◆ **TEXT SHOWN**
▬▬▬
CONCERNING OPTIMIZATION OF THE SYSTEM MANAGING OPERATING AND TECHNICAL TRAFFIC MONITORING MEANS

Ravil Safiullin1, Mukhtar Kerimov2

12 Saint Petersburg State University of Architecture and Civil Engineering 2-ya Krasnoarmeiskaya st., 4, St. Petersburg, Russia

1 [email protected]

Abstract

Relevant issues of transport machinery functioning when using operating and technical monitoring means in the field of traffic safety assurance are revealed. Methodological approaches allowing determining the implementation degree of management functions assigned to the traffic monitoring system in a particular region are proposed.

A stochastic model for the evaluation of performance efficiency of the subdivisions, institutions and organizations ensuring the implementation of monitoring functions using automated traffic enforcement systems (ATES) is determined. Results of the study conducted include developed models, as well as a method and algorithm for optimizing the structure of the system managing operating and technical means of transport machinery traffic monitoring.

Keywords

Management systems, operating and technical monitoring means, efficiency evaluation criterion, optimization algorithm.

Introduction

The underdevelopment of traffic management systems applied in regions of the Russian Federation when using operating and technical monitoring devices, insufficient qualifications of experts -trained in this field, and the limited number of persons capable of determining the ideology of solving tasks for managing the agencies and institutions ensuring the operation of automated traffic enforcement systems (ATES) in regions of the Russian Federation prove the significance of the gap between management practice and theory and, thus, reveal the need to develop a method for the evaluation of functional efficiency of the system managing operating and technical means when using ATES.
▬▬▬
◆ **SOURCE EXCERPT**

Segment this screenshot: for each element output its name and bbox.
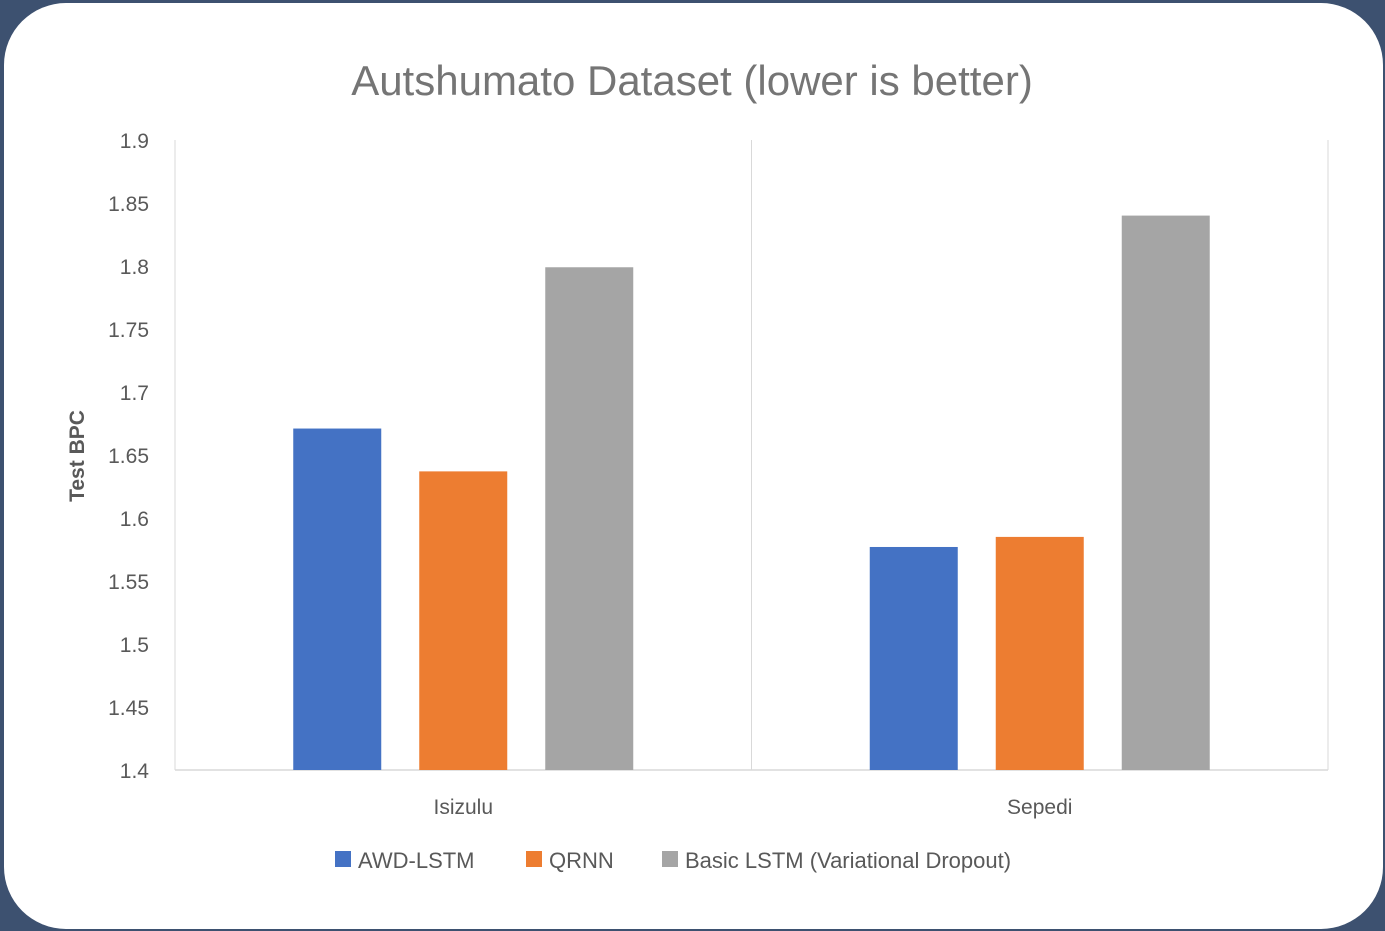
▬▬▬
◆ **PROBLEMS TO SOLVE**
1. In the traffic monitoring text, what does the abbreviation ATES stand for?
2. From the traffic monitoring text, extract the part that opens with the words containing "Relevant issues of" and closes with "region are proposed.".

◆ **ANSWERS IN ORDER**
1. Automated traffic enforcement systems.

2.
Relevant issues of transport machinery functioning when using operating and technical monitoring means in the field of traffic safety assurance are revealed. Methodological approaches allowing determining the implementation degree of management functions assigned to the traffic monitoring system in a particular region are proposed.